> **Instructions for the task**: Restate the data exactly as given and keep the pictures out.

> **Recorded data**:
>> BEGIN
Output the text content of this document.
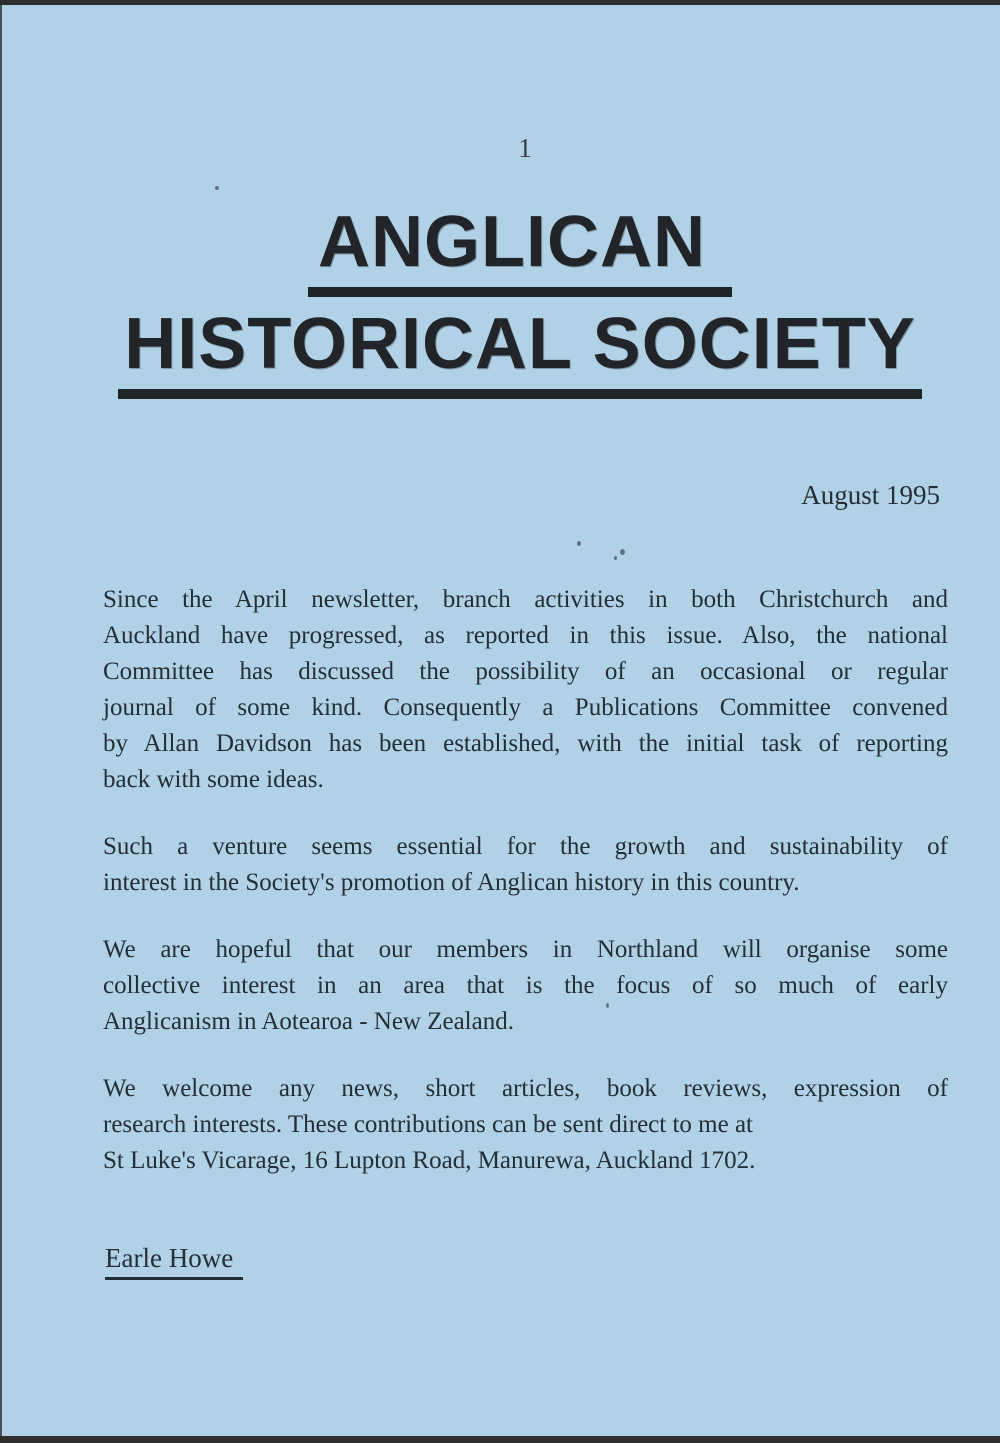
1
ANGLICAN
HISTORICAL SOCIETY
August 1995
Since the April newsletter, branch activities in both Christchurch and
Auckland have progressed, as reported in this issue. Also, the national
Committee has discussed the possibility of an occasional or regular
journal of some kind. Consequently a Publications Committee convened
by Allan Davidson has been established, with the initial task of reporting
back with some ideas.
Such a venture seems essential for the growth and sustainability of
interest in the Society's promotion of Anglican history in this country.
We are hopeful that our members in Northland will organise some
collective interest in an area that is the focus of so much of early
Anglicanism in Aotearoa - New Zealand.
We welcome any news, short articles, book reviews, expression of
research interests. These contributions can be sent direct to me at
St Luke's Vicarage, 16 Lupton Road, Manurewa, Auckland 1702.
Earle Howe
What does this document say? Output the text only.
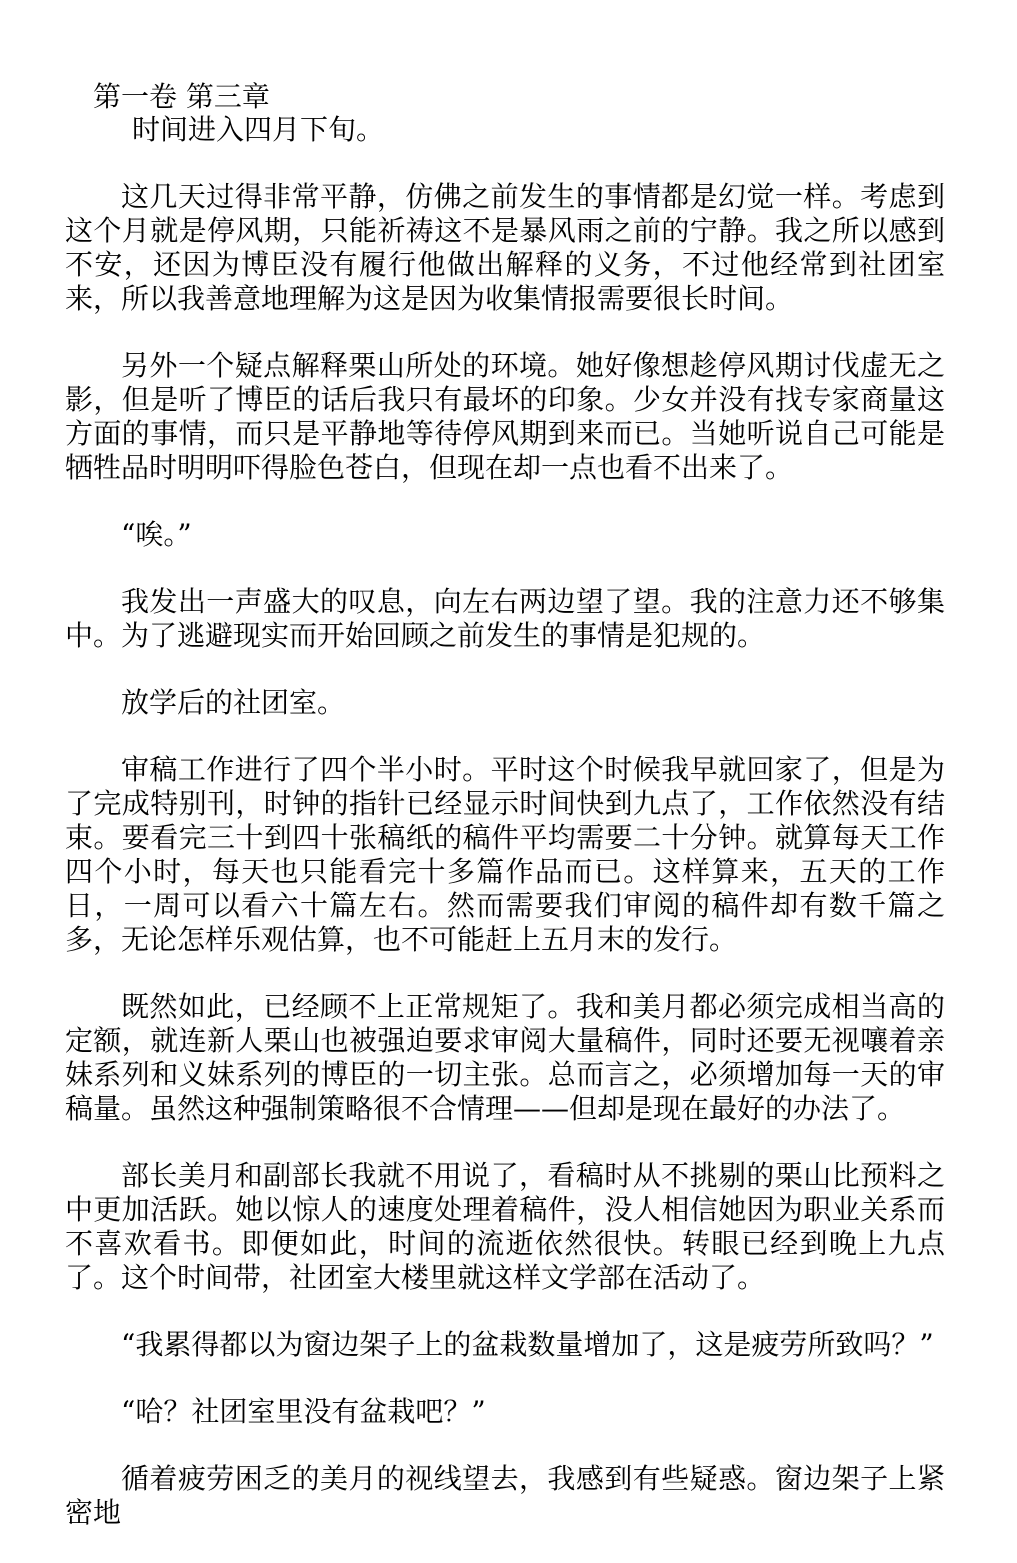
第一卷 第三章

时间进入四月下旬。

这几天过得非常平静，仿佛之前发生的事情都是幻觉一样。考虑到这个月就是停风期，只能祈祷这不是暴风雨之前的宁静。我之所以感到不安，还因为博臣没有履行他做出解释的义务，不过他经常到社团室来，所以我善意地理解为这是因为收集情报需要很长时间。

另外一个疑点解释栗山所处的环境。她好像想趁停风期讨伐虚无之影，但是听了博臣的话后我只有最坏的印象。少女并没有找专家商量这方面的事情，而只是平静地等待停风期到来而已。当她听说自己可能是牺牲品时明明吓得脸色苍白，但现在却一点也看不出来了。

“唉。”

我发出一声盛大的叹息，向左右两边望了望。我的注意力还不够集中。为了逃避现实而开始回顾之前发生的事情是犯规的。

放学后的社团室。

审稿工作进行了四个半小时。平时这个时候我早就回家了，但是为了完成特别刊，时钟的指针已经显示时间快到九点了，工作依然没有结束。要看完三十到四十张稿纸的稿件平均需要二十分钟。就算每天工作四个小时，每天也只能看完十多篇作品而已。这样算来，五天的工作日，一周可以看六十篇左右。然而需要我们审阅的稿件却有数千篇之多，无论怎样乐观估算，也不可能赶上五月末的发行。

既然如此，已经顾不上正常规矩了。我和美月都必须完成相当高的定额，就连新人栗山也被强迫要求审阅大量稿件，同时还要无视嚷着亲妹系列和义妹系列的博臣的一切主张。总而言之，必须增加每一天的审稿量。虽然这种强制策略很不合情理——但却是现在最好的办法了。

部长美月和副部长我就不用说了，看稿时从不挑剔的栗山比预料之中更加活跃。她以惊人的速度处理着稿件，没人相信她因为职业关系而不喜欢看书。即便如此，时间的流逝依然很快。转眼已经到晚上九点了。这个时间带，社团室大楼里就这样文学部在活动了。

“我累得都以为窗边架子上的盆栽数量增加了，这是疲劳所致吗？”

“哈？社团室里没有盆栽吧？”

循着疲劳困乏的美月的视线望去，我感到有些疑惑。窗边架子上紧密地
>> END
> **Answer for this exercise**:
Output the text content of this document.
1
ANGLICAN
HISTORICAL SOCIETY
August 1995
Since the April newsletter, branch activities in both Christchurch and
Auckland have progressed, as reported in this issue. Also, the national
Committee has discussed the possibility of an occasional or regular
journal of some kind. Consequently a Publications Committee convened
by Allan Davidson has been established, with the initial task of reporting
back with some ideas.
Such a venture seems essential for the growth and sustainability of
interest in the Society's promotion of Anglican history in this country.
We are hopeful that our members in Northland will organise some
collective interest in an area that is the focus of so much of early
Anglicanism in Aotearoa - New Zealand.
We welcome any news, short articles, book reviews, expression of
research interests. These contributions can be sent direct to me at
St Luke's Vicarage, 16 Lupton Road, Manurewa, Auckland 1702.
Earle Howe
What does this document say? Output the text only.
第一卷 第三章

时间进入四月下旬。

这几天过得非常平静，仿佛之前发生的事情都是幻觉一样。考虑到这个月就是停风期，只能祈祷这不是暴风雨之前的宁静。我之所以感到不安，还因为博臣没有履行他做出解释的义务，不过他经常到社团室来，所以我善意地理解为这是因为收集情报需要很长时间。

另外一个疑点解释栗山所处的环境。她好像想趁停风期讨伐虚无之影，但是听了博臣的话后我只有最坏的印象。少女并没有找专家商量这方面的事情，而只是平静地等待停风期到来而已。当她听说自己可能是牺牲品时明明吓得脸色苍白，但现在却一点也看不出来了。

“唉。”

我发出一声盛大的叹息，向左右两边望了望。我的注意力还不够集中。为了逃避现实而开始回顾之前发生的事情是犯规的。

放学后的社团室。

审稿工作进行了四个半小时。平时这个时候我早就回家了，但是为了完成特别刊，时钟的指针已经显示时间快到九点了，工作依然没有结束。要看完三十到四十张稿纸的稿件平均需要二十分钟。就算每天工作四个小时，每天也只能看完十多篇作品而已。这样算来，五天的工作日，一周可以看六十篇左右。然而需要我们审阅的稿件却有数千篇之多，无论怎样乐观估算，也不可能赶上五月末的发行。

既然如此，已经顾不上正常规矩了。我和美月都必须完成相当高的定额，就连新人栗山也被强迫要求审阅大量稿件，同时还要无视嚷着亲妹系列和义妹系列的博臣的一切主张。总而言之，必须增加每一天的审稿量。虽然这种强制策略很不合情理——但却是现在最好的办法了。

部长美月和副部长我就不用说了，看稿时从不挑剔的栗山比预料之中更加活跃。她以惊人的速度处理着稿件，没人相信她因为职业关系而不喜欢看书。即便如此，时间的流逝依然很快。转眼已经到晚上九点了。这个时间带，社团室大楼里就这样文学部在活动了。

“我累得都以为窗边架子上的盆栽数量增加了，这是疲劳所致吗？”

“哈？社团室里没有盆栽吧？”

循着疲劳困乏的美月的视线望去，我感到有些疑惑。窗边架子上紧密地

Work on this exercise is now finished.